Take every line from the listing below that includes "Modernist" and copy it.

━━━━━ Material

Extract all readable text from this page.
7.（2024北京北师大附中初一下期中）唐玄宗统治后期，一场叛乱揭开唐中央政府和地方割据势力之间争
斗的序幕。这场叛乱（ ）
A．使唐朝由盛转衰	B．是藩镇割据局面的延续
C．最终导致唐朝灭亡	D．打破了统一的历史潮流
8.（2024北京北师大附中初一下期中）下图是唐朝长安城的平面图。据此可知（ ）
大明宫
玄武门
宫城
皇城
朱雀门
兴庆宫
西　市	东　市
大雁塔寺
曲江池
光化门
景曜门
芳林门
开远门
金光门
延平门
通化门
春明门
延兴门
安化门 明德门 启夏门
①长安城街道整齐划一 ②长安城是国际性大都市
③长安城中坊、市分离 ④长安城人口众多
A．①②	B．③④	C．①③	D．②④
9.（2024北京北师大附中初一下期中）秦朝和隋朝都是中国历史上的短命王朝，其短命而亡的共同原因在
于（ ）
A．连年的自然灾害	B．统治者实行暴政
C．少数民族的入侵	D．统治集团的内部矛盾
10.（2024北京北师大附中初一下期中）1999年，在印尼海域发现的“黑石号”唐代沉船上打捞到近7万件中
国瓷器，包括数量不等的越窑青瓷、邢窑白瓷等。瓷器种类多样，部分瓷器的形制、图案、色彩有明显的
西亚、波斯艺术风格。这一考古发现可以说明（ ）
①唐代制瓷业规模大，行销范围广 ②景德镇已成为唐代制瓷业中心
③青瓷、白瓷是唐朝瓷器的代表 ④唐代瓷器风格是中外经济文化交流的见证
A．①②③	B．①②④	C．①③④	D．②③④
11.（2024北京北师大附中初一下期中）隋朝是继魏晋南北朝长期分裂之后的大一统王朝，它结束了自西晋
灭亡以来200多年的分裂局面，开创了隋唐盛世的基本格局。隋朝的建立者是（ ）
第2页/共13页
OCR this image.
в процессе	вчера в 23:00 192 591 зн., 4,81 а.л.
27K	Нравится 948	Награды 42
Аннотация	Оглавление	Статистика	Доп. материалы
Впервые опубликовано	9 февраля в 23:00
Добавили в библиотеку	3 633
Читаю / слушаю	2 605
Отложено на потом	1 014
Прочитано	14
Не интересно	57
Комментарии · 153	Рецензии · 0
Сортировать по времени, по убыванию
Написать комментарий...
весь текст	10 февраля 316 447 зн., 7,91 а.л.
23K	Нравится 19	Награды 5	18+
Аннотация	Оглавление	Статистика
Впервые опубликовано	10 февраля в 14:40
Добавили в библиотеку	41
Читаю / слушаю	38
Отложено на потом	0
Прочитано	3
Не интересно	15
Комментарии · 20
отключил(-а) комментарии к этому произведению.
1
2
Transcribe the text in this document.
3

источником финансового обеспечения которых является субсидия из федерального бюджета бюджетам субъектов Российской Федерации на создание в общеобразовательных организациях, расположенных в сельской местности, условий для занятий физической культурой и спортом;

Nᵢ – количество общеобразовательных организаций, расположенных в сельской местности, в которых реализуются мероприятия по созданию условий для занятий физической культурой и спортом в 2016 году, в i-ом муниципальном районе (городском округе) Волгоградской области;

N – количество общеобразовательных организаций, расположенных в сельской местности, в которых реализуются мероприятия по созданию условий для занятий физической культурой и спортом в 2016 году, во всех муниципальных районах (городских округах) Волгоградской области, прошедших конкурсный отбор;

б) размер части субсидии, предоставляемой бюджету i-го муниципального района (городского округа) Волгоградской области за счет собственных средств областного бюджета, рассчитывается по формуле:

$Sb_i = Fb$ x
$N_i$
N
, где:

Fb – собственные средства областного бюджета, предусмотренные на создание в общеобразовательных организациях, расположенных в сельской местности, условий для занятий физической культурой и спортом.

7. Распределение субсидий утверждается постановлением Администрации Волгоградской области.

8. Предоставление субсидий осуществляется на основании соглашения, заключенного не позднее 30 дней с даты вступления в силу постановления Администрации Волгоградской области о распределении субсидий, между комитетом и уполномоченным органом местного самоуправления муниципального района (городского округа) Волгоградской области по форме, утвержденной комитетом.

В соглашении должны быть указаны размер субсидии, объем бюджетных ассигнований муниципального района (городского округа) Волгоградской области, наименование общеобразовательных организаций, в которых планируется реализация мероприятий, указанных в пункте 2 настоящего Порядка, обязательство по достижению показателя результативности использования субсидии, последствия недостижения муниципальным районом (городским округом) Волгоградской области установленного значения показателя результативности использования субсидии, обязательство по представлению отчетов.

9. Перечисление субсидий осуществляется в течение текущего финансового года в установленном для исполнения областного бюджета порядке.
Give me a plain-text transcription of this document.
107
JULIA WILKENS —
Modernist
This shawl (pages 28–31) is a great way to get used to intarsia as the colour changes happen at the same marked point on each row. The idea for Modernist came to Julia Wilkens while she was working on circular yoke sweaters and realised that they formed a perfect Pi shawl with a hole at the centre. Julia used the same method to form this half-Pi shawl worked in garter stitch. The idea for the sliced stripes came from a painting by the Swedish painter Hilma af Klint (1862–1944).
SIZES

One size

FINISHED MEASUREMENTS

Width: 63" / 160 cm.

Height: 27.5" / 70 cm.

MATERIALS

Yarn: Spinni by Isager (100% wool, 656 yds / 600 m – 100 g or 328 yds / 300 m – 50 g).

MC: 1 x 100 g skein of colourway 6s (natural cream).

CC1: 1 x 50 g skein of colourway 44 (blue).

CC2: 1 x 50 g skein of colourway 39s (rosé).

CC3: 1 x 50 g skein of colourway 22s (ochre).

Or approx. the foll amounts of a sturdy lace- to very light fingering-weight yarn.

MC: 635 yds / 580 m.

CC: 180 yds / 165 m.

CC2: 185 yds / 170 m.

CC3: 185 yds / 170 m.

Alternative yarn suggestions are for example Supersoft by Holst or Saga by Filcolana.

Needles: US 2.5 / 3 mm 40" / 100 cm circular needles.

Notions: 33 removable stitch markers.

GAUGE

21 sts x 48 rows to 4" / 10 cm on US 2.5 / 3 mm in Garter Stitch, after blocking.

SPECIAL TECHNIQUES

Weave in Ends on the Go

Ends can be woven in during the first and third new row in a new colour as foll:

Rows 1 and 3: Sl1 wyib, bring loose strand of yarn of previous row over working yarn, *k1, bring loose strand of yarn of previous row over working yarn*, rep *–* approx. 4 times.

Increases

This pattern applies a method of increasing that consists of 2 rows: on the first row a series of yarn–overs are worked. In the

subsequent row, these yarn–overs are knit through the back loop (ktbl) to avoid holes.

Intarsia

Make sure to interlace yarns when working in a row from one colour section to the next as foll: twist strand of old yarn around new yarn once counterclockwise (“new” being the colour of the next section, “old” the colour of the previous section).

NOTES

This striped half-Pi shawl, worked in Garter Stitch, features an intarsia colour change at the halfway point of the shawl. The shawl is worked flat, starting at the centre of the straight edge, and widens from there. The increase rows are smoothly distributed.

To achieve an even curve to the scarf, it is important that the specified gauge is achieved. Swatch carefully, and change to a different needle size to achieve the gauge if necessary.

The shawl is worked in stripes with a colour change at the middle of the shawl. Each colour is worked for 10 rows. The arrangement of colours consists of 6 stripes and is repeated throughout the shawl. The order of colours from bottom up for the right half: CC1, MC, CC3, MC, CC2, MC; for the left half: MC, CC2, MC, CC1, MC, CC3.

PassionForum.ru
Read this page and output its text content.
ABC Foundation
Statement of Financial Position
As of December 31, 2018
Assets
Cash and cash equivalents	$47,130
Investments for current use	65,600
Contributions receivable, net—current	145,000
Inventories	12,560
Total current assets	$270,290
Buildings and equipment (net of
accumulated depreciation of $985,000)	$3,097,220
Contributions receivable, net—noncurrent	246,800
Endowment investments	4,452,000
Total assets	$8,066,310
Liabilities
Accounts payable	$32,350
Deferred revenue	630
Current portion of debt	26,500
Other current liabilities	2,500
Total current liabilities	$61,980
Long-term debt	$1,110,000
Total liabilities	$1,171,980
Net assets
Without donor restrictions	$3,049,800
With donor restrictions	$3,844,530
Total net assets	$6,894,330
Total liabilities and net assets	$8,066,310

━━━━━━━━━━

■ **Answer below**:
Modernist
This shawl (pages 28–31) is a great way to get used to intarsia as the colour changes happen at the same marked point on each row. The idea for Modernist came to Julia Wilkens while she was working on circular yoke sweaters and realised that they formed a perfect Pi shawl with a hole at the centre. Julia used the same method to form this half-Pi shawl worked in garter stitch. The idea for the sliced stripes came from a painting by the Swedish painter Hilma af Klint (1862–1944).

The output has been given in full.